### MATERIALS PROVIDED
- - - -
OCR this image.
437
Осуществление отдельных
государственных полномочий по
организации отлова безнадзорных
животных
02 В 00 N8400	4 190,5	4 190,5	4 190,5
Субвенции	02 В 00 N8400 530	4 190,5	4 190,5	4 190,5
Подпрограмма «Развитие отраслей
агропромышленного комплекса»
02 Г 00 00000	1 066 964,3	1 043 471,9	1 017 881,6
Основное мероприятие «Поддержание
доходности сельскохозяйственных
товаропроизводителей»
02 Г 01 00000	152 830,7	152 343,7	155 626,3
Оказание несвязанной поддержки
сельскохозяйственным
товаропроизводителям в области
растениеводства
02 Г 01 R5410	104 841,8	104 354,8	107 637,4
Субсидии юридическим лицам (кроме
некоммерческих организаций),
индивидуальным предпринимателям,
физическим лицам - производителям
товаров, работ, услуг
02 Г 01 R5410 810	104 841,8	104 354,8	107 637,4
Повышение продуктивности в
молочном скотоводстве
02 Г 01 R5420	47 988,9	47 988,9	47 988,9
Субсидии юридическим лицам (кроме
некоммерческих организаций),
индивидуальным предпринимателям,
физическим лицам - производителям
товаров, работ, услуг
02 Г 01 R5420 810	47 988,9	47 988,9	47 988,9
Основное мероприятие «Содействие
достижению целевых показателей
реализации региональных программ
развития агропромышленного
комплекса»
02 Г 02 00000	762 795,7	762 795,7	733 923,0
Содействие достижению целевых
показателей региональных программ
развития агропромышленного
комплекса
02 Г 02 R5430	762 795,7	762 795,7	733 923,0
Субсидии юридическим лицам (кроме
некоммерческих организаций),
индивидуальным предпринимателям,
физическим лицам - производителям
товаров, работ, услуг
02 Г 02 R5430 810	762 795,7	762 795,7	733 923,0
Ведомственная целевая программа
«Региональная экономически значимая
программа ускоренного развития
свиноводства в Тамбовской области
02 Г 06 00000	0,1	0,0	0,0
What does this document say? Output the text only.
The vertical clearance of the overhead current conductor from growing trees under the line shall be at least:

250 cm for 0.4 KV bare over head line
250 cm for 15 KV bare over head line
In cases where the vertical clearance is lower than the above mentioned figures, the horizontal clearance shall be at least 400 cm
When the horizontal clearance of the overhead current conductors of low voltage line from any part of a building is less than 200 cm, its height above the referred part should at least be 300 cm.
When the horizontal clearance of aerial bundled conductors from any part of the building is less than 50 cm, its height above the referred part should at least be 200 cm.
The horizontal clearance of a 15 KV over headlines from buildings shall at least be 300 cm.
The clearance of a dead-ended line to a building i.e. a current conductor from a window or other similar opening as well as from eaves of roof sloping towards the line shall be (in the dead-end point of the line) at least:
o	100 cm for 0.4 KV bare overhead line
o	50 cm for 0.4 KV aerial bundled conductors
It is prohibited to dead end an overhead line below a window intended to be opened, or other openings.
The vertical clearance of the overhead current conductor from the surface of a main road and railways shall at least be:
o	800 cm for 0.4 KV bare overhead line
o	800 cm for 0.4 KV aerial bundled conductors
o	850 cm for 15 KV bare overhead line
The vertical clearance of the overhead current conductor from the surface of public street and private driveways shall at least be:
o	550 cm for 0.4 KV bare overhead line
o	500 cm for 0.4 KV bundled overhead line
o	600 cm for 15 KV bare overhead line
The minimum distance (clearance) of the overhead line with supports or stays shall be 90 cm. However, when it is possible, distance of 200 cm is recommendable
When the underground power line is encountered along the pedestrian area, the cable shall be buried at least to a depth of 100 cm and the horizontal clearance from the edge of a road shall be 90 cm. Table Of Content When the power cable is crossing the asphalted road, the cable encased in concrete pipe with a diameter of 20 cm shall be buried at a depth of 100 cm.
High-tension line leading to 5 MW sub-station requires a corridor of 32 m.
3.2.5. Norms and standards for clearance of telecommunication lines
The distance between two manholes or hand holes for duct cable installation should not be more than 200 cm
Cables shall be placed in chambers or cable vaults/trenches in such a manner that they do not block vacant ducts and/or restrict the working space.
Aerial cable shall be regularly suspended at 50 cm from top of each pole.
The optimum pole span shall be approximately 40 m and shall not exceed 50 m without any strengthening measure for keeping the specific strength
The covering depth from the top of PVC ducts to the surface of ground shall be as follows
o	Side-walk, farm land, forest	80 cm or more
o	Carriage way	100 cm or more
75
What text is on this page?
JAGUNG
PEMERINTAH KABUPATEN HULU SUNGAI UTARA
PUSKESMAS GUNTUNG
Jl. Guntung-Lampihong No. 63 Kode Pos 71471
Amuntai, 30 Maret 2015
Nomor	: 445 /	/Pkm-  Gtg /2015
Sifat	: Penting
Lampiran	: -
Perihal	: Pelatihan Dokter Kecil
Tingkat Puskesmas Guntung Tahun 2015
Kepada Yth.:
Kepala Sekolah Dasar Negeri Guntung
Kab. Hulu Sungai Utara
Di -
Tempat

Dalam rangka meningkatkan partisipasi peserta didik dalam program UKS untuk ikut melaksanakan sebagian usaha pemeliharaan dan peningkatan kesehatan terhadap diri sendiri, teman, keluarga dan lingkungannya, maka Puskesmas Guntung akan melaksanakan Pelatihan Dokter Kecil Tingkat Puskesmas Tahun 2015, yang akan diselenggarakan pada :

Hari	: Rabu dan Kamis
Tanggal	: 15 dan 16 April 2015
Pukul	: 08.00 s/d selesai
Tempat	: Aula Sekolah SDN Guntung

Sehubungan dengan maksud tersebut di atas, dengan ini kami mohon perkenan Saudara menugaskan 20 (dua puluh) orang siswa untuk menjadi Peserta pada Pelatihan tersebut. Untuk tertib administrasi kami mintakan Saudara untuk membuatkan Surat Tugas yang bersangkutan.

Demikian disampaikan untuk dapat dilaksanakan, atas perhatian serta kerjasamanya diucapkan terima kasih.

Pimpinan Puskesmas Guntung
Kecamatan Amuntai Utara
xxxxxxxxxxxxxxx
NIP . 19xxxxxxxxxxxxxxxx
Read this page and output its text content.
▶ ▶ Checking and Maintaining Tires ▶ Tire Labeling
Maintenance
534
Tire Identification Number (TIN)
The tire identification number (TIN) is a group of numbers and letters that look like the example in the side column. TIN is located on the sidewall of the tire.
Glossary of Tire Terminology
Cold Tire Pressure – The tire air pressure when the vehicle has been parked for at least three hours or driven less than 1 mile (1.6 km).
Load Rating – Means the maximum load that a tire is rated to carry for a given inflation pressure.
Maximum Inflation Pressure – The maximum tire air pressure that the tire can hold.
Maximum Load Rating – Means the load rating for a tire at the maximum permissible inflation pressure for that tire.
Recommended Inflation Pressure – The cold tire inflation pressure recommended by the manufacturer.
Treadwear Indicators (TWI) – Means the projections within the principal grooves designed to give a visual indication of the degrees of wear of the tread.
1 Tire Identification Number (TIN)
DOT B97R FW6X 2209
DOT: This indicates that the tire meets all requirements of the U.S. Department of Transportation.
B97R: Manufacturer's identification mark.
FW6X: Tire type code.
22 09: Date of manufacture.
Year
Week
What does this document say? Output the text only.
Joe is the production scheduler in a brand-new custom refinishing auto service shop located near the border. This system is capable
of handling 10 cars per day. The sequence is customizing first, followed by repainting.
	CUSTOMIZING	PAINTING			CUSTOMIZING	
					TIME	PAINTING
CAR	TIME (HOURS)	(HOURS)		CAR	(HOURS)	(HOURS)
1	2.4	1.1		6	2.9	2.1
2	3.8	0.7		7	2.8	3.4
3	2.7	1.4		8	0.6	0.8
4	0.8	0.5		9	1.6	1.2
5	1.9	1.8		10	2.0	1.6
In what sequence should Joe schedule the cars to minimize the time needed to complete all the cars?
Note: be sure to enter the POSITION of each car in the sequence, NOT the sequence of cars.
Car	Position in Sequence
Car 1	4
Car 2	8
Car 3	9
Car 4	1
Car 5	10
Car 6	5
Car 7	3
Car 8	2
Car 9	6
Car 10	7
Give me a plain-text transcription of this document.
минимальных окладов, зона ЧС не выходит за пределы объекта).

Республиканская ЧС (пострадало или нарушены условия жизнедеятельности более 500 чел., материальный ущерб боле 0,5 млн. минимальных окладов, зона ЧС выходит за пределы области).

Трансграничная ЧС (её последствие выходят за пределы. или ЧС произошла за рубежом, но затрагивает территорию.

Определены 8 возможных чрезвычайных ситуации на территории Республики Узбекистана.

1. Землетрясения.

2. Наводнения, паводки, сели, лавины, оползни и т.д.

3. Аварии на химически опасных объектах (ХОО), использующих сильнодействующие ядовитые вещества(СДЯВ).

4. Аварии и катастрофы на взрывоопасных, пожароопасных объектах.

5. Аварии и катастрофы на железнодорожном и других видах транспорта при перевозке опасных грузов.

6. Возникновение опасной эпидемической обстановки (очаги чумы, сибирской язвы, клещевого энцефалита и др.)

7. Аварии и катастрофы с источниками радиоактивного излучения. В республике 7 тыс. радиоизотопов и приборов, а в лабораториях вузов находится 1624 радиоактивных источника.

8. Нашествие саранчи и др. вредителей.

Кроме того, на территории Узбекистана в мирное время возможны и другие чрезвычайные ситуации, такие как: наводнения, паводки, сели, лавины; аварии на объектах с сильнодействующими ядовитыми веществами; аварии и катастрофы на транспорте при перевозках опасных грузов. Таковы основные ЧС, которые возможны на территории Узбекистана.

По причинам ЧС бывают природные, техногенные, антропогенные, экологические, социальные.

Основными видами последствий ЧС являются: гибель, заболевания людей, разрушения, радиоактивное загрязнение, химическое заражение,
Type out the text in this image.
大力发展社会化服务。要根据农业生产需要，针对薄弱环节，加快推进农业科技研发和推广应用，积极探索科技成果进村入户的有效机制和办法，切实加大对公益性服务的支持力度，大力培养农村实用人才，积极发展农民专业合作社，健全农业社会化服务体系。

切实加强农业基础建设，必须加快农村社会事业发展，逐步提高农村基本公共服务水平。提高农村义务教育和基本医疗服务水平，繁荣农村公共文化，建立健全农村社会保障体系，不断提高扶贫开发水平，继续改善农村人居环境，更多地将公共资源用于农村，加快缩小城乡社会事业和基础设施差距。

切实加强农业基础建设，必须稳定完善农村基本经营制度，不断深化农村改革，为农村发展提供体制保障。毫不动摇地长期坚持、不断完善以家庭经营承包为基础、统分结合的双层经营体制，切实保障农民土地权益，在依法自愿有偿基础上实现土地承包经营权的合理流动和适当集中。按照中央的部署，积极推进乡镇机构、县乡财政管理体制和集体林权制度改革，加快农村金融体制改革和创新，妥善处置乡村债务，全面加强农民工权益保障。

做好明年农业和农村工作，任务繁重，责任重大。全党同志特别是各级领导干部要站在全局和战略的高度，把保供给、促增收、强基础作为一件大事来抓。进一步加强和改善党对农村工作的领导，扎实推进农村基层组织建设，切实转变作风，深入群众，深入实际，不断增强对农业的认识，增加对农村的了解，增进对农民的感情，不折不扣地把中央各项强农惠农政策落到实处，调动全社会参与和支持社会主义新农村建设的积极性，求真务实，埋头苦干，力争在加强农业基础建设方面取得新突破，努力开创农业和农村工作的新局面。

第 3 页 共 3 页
- - - -
### WHAT THE TASK ASKS
Collect the lines of the records that include the string "ситуации".

### EXPECTED OUTPUT
Определены 8 возможных чрезвычайных ситуации на территории Республики Узбекистана.
Кроме того, на территории Узбекистана в мирное время возможны и другие чрезвычайные ситуации, такие как: наводнения, паводки, сели, лавины; аварии на объектах с сильнодействующими ядовитыми веществами; аварии и катастрофы на транспорте при перевозках опасных грузов. Таковы основные ЧС, которые возможны на территории Узбекистана.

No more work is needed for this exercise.